▸ **Directive**: Wherever the string "style" appears in the listing, copy that line.

* start *

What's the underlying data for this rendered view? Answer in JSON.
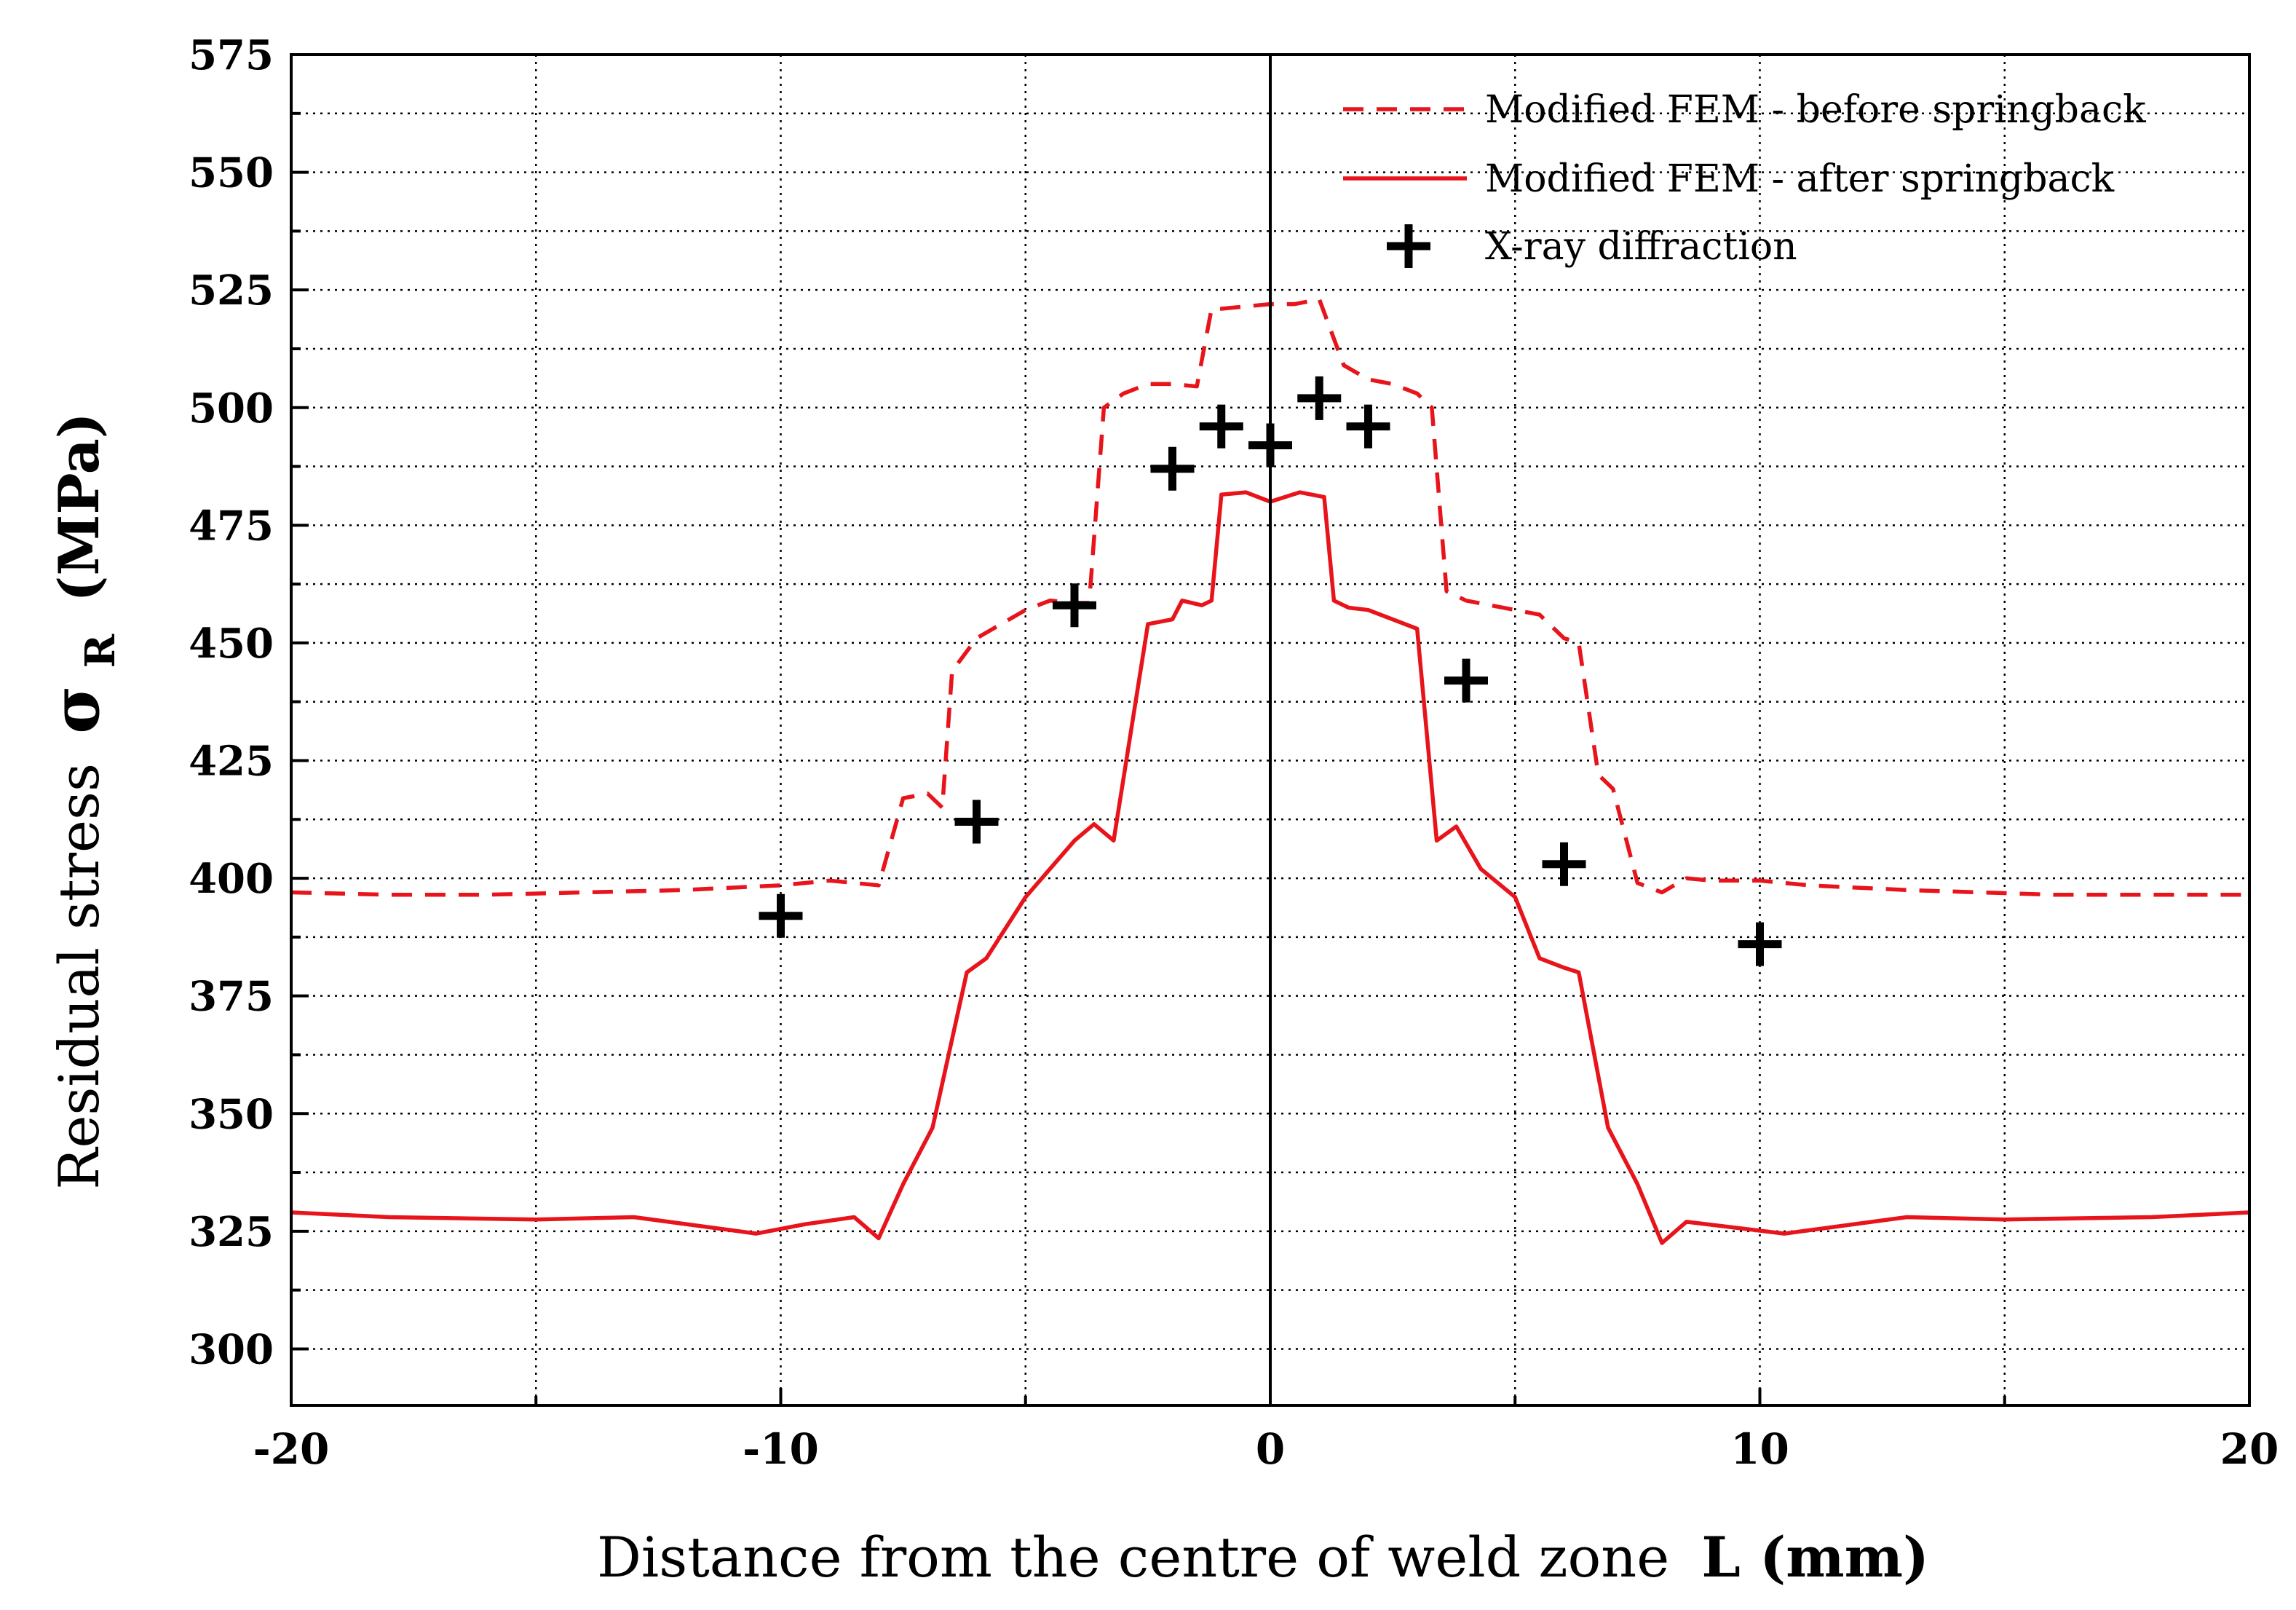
{
  "chart_data": {
    "type": "line",
    "title": "",
    "xlabel": "Distance from the centre of weld zone",
    "xlabel_bold": "L (mm)",
    "ylabel": "Residual stress",
    "ylabel_symbol": "σ",
    "ylabel_subscript": "R",
    "ylabel_unit": "(MPa)",
    "xlim": [
      -20,
      20
    ],
    "ylim": [
      288,
      575
    ],
    "x_ticks": [
      -20,
      -10,
      0,
      10,
      20
    ],
    "y_ticks": [
      300,
      325,
      350,
      375,
      400,
      425,
      450,
      475,
      500,
      525,
      550,
      575
    ],
    "grid": true,
    "legend_position": "top-right",
    "series": [
      {
        "name": "Modified FEM - before springback",
        "style": "dashed",
        "color": "#e8141b",
        "x": [
          -20,
          -18,
          -16,
          -14,
          -12,
          -10,
          -9,
          -8,
          -7.5,
          -7,
          -6.7,
          -6.5,
          -6,
          -5,
          -4.5,
          -4,
          -3.7,
          -3.4,
          -3,
          -2.5,
          -2,
          -1.5,
          -1.2,
          -1,
          0,
          0.5,
          1,
          1.5,
          2,
          2.5,
          3,
          3.3,
          3.6,
          4,
          4.5,
          5,
          5.5,
          6,
          6.3,
          6.7,
          7,
          7.5,
          8,
          8.5,
          9,
          10,
          11,
          13,
          16,
          20
        ],
        "y": [
          397,
          396.5,
          396.5,
          397,
          397.5,
          398.5,
          399.5,
          398.5,
          417,
          418,
          415,
          444,
          451,
          457,
          459,
          458.5,
          458.5,
          500,
          503,
          505,
          505,
          504.5,
          521,
          521,
          522,
          522,
          523,
          509,
          506,
          505,
          503,
          500,
          461,
          459,
          458,
          457,
          456,
          451,
          450,
          422,
          419,
          399,
          397,
          400,
          399.5,
          399.5,
          398.5,
          397.5,
          396.5,
          396.5
        ]
      },
      {
        "name": "Modified FEM - after springback",
        "style": "solid",
        "color": "#e8141b",
        "x": [
          -20,
          -18,
          -15,
          -13,
          -10.5,
          -9.5,
          -8.5,
          -8,
          -7.5,
          -6.9,
          -6.2,
          -5.8,
          -5,
          -4.5,
          -4,
          -3.6,
          -3.2,
          -2.5,
          -2,
          -1.8,
          -1.4,
          -1.2,
          -1,
          -0.5,
          0,
          0.6,
          1.1,
          1.3,
          1.6,
          2,
          2.5,
          3,
          3.4,
          3.8,
          4.3,
          5,
          5.5,
          6,
          6.3,
          6.9,
          7.5,
          8,
          8.5,
          10.5,
          13,
          15,
          18,
          20
        ],
        "y": [
          329,
          328,
          327.5,
          328,
          324.5,
          326.5,
          328,
          323.5,
          335,
          347,
          380,
          383,
          396,
          402,
          408,
          411.5,
          408,
          454,
          455,
          459,
          458,
          459,
          481.5,
          482,
          480,
          482,
          481,
          459,
          457.5,
          457,
          455,
          453,
          408,
          411,
          402,
          396,
          383,
          381,
          380,
          347,
          335,
          322.5,
          327,
          324.5,
          328,
          327.5,
          328,
          329
        ]
      },
      {
        "name": "X-ray diffraction",
        "style": "markers",
        "marker": "plus",
        "color": "#000000",
        "x": [
          -10,
          -6,
          -4,
          -2,
          -1,
          0,
          1,
          2,
          4,
          6,
          10
        ],
        "y": [
          392,
          412,
          458,
          487,
          496,
          492,
          502,
          496,
          442,
          403,
          386
        ]
      }
    ]
  }
}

* end *

▸ **Solution for this exercise**:
        "style": "dashed",
        "style": "solid",
        "style": "markers",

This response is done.